**SHORT TASK**
Going through the material below, please gather all lines with the word "Dinner" in them.

(Entries taken from a collection)
_____

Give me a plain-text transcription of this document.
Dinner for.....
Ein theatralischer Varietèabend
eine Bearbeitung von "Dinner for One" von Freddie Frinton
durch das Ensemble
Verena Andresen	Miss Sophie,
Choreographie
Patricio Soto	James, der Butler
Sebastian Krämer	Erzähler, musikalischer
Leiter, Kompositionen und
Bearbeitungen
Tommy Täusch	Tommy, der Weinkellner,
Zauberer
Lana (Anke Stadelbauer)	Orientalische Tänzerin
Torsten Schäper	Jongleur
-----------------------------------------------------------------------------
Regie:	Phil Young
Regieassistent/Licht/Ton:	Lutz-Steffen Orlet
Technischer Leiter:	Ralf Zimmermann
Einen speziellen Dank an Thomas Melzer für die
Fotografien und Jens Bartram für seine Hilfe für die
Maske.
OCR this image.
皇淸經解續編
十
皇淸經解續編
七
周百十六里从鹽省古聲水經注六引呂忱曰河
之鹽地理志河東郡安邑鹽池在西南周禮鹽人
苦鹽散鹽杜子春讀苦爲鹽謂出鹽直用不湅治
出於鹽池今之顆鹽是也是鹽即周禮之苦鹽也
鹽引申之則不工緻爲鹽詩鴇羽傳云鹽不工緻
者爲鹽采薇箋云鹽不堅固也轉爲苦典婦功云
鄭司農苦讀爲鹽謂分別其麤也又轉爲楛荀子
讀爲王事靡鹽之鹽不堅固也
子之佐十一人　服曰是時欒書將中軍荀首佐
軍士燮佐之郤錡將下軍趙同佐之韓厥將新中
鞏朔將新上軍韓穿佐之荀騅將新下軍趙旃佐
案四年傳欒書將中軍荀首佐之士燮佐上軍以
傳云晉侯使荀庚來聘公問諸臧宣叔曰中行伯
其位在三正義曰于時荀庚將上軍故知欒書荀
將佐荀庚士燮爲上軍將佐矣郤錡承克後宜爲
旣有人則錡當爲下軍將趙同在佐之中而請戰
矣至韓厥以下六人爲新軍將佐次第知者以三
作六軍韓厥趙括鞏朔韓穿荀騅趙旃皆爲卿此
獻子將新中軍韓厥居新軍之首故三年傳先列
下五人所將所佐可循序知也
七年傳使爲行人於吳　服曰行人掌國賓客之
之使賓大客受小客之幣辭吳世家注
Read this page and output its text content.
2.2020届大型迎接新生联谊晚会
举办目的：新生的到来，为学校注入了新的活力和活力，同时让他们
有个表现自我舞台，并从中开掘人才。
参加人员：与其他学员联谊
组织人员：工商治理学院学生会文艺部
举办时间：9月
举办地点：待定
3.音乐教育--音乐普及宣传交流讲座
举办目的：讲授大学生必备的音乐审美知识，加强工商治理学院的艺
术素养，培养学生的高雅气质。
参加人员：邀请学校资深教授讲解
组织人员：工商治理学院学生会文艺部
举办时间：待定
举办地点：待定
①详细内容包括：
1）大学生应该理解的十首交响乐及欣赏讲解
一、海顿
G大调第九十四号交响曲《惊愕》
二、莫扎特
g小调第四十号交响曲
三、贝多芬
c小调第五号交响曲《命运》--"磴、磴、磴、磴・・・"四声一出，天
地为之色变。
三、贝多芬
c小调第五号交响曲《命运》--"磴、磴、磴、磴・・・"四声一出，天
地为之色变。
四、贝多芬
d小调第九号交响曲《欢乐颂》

_____

**TASK RESULT**
Dinner for.....
eine Bearbeitung von "Dinner for One" von Freddie Frinton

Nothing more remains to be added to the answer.